- [Task description] Write out all the material exactly. Leave nothing out.

- [Stored data]
((

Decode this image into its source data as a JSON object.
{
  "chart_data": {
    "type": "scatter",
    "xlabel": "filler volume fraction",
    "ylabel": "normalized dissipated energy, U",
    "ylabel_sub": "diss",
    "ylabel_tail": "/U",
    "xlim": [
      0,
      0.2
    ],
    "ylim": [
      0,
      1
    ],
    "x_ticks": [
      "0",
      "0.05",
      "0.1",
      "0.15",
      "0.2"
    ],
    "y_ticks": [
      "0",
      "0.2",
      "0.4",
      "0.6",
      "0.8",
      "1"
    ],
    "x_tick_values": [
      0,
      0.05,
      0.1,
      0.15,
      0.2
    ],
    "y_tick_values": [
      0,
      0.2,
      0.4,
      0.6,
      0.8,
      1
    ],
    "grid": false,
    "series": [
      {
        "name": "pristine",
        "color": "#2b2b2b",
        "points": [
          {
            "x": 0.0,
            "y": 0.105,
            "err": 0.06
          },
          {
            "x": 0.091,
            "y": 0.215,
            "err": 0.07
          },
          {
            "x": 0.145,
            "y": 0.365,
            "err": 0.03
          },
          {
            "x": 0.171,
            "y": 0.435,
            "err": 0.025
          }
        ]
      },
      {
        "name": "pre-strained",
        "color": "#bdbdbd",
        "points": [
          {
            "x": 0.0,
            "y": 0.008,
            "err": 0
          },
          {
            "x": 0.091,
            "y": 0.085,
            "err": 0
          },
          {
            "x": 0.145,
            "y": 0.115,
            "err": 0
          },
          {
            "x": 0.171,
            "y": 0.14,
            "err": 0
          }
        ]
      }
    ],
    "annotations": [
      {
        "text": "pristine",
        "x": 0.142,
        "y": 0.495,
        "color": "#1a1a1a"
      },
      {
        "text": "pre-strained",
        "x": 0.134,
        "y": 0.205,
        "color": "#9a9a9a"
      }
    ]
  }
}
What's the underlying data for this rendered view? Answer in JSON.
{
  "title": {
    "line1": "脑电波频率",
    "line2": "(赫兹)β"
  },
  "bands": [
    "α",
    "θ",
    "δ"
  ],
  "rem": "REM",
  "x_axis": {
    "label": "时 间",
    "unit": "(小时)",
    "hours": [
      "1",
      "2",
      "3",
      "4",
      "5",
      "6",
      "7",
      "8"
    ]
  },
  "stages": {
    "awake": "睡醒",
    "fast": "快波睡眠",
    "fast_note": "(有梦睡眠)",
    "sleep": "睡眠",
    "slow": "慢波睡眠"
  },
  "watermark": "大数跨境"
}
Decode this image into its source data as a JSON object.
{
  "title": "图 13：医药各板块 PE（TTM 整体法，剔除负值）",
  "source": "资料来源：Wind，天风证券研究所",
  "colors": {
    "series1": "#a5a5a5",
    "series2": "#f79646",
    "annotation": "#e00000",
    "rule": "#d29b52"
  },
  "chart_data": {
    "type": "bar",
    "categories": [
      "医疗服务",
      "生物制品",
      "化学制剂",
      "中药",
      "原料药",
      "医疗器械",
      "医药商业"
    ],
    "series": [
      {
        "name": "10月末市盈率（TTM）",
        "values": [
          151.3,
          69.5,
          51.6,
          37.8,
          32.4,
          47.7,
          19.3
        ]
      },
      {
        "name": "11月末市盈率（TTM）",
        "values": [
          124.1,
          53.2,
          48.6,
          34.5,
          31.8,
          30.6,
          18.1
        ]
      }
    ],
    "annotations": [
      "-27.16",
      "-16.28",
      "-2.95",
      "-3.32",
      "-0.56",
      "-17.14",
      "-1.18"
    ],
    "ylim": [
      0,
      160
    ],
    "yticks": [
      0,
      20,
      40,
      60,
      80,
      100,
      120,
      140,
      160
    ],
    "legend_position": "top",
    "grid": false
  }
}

))

- [Full response]
Decode this image into its source data as a JSON object.
{
  "chart_data": {
    "type": "scatter",
    "xlabel": "filler volume fraction",
    "ylabel": "normalized dissipated energy, U",
    "ylabel_sub": "diss",
    "ylabel_tail": "/U",
    "xlim": [
      0,
      0.2
    ],
    "ylim": [
      0,
      1
    ],
    "x_ticks": [
      "0",
      "0.05",
      "0.1",
      "0.15",
      "0.2"
    ],
    "y_ticks": [
      "0",
      "0.2",
      "0.4",
      "0.6",
      "0.8",
      "1"
    ],
    "x_tick_values": [
      0,
      0.05,
      0.1,
      0.15,
      0.2
    ],
    "y_tick_values": [
      0,
      0.2,
      0.4,
      0.6,
      0.8,
      1
    ],
    "grid": false,
    "series": [
      {
        "name": "pristine",
        "color": "#2b2b2b",
        "points": [
          {
            "x": 0.0,
            "y": 0.105,
            "err": 0.06
          },
          {
            "x": 0.091,
            "y": 0.215,
            "err": 0.07
          },
          {
            "x": 0.145,
            "y": 0.365,
            "err": 0.03
          },
          {
            "x": 0.171,
            "y": 0.435,
            "err": 0.025
          }
        ]
      },
      {
        "name": "pre-strained",
        "color": "#bdbdbd",
        "points": [
          {
            "x": 0.0,
            "y": 0.008,
            "err": 0
          },
          {
            "x": 0.091,
            "y": 0.085,
            "err": 0
          },
          {
            "x": 0.145,
            "y": 0.115,
            "err": 0
          },
          {
            "x": 0.171,
            "y": 0.14,
            "err": 0
          }
        ]
      }
    ],
    "annotations": [
      {
        "text": "pristine",
        "x": 0.142,
        "y": 0.495,
        "color": "#1a1a1a"
      },
      {
        "text": "pre-strained",
        "x": 0.134,
        "y": 0.205,
        "color": "#9a9a9a"
      }
    ]
  }
}
What's the underlying data for this rendered view? Answer in JSON.
{
  "title": {
    "line1": "脑电波频率",
    "line2": "(赫兹)β"
  },
  "bands": [
    "α",
    "θ",
    "δ"
  ],
  "rem": "REM",
  "x_axis": {
    "label": "时 间",
    "unit": "(小时)",
    "hours": [
      "1",
      "2",
      "3",
      "4",
      "5",
      "6",
      "7",
      "8"
    ]
  },
  "stages": {
    "awake": "睡醒",
    "fast": "快波睡眠",
    "fast_note": "(有梦睡眠)",
    "sleep": "睡眠",
    "slow": "慢波睡眠"
  },
  "watermark": "大数跨境"
}
Decode this image into its source data as a JSON object.
{
  "title": "图 13：医药各板块 PE（TTM 整体法，剔除负值）",
  "source": "资料来源：Wind，天风证券研究所",
  "colors": {
    "series1": "#a5a5a5",
    "series2": "#f79646",
    "annotation": "#e00000",
    "rule": "#d29b52"
  },
  "chart_data": {
    "type": "bar",
    "categories": [
      "医疗服务",
      "生物制品",
      "化学制剂",
      "中药",
      "原料药",
      "医疗器械",
      "医药商业"
    ],
    "series": [
      {
        "name": "10月末市盈率（TTM）",
        "values": [
          151.3,
          69.5,
          51.6,
          37.8,
          32.4,
          47.7,
          19.3
        ]
      },
      {
        "name": "11月末市盈率（TTM）",
        "values": [
          124.1,
          53.2,
          48.6,
          34.5,
          31.8,
          30.6,
          18.1
        ]
      }
    ],
    "annotations": [
      "-27.16",
      "-16.28",
      "-2.95",
      "-3.32",
      "-0.56",
      "-17.14",
      "-1.18"
    ],
    "ylim": [
      0,
      160
    ],
    "yticks": [
      0,
      20,
      40,
      60,
      80,
      100,
      120,
      140,
      160
    ],
    "legend_position": "top",
    "grid": false
  }
}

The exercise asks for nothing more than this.